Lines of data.
# # # #
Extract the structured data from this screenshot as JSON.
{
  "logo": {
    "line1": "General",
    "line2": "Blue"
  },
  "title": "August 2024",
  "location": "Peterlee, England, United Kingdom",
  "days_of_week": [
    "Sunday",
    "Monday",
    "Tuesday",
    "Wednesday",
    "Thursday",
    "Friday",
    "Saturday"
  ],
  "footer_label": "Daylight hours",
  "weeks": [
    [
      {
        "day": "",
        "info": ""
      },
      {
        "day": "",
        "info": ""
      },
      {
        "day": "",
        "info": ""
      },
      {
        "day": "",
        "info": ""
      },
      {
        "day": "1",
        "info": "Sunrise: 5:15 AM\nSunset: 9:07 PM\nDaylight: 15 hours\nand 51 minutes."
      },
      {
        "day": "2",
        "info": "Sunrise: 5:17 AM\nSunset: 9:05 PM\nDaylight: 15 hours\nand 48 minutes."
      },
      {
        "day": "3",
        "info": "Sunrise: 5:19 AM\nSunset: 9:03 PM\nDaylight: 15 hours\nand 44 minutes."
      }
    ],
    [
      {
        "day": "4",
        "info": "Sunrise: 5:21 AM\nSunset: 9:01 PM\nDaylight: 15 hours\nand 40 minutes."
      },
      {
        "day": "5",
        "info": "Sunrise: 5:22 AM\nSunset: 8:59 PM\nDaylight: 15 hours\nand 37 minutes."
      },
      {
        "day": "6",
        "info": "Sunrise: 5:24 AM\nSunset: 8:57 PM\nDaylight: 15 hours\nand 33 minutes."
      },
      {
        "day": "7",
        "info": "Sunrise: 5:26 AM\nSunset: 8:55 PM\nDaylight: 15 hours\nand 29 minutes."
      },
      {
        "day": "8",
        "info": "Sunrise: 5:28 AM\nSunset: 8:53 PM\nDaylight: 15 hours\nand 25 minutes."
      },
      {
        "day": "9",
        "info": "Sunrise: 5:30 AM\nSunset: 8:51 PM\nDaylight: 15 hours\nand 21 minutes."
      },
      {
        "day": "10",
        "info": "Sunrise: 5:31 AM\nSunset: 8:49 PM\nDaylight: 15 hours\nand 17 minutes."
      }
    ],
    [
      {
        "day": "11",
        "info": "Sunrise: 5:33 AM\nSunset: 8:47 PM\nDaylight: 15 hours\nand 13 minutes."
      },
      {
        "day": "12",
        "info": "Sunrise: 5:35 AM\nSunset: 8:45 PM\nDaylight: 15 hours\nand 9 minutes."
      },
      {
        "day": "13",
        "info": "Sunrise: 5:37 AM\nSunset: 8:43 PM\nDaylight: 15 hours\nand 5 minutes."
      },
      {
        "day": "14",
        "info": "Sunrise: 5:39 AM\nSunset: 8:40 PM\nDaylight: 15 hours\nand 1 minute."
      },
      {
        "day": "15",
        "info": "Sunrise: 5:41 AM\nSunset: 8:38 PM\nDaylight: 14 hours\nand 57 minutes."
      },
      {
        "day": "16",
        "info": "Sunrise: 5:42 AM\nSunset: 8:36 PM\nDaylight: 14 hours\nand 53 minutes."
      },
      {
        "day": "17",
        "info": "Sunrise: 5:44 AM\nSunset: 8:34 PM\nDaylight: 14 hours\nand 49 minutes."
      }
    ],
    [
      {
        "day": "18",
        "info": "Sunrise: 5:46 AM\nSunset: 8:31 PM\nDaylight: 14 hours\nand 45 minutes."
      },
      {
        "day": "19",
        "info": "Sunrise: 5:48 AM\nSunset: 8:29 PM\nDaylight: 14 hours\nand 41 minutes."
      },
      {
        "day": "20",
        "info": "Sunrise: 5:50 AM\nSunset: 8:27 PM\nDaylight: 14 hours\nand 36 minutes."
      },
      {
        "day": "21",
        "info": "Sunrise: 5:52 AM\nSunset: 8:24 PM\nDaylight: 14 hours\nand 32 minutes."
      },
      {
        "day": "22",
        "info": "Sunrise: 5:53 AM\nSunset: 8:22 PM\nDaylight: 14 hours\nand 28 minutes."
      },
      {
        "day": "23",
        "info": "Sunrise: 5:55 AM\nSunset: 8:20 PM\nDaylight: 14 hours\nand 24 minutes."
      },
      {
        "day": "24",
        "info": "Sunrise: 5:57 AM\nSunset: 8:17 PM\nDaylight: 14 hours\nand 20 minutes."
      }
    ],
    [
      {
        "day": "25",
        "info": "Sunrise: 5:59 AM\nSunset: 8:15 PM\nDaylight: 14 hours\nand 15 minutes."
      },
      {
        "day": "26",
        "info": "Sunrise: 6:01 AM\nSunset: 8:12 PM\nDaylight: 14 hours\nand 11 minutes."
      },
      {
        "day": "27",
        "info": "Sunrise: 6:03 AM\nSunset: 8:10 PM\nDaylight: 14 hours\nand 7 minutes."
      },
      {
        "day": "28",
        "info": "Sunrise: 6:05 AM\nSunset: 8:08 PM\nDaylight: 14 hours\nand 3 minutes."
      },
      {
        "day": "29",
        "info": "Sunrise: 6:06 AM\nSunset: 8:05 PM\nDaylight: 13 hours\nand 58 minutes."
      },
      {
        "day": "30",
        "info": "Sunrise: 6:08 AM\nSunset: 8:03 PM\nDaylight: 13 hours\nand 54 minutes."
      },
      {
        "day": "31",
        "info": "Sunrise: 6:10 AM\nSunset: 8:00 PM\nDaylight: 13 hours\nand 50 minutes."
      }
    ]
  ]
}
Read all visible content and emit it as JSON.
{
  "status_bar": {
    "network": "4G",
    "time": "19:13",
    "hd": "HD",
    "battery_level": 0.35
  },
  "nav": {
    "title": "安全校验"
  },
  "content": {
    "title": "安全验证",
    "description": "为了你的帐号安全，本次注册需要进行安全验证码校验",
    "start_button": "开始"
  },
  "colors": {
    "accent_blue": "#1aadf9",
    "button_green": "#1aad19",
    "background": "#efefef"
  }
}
# # # #
Which lines in the records above contain the string "JSON"? Copy each one.

Extract the structured data from this screenshot as JSON.
Read all visible content and emit it as JSON.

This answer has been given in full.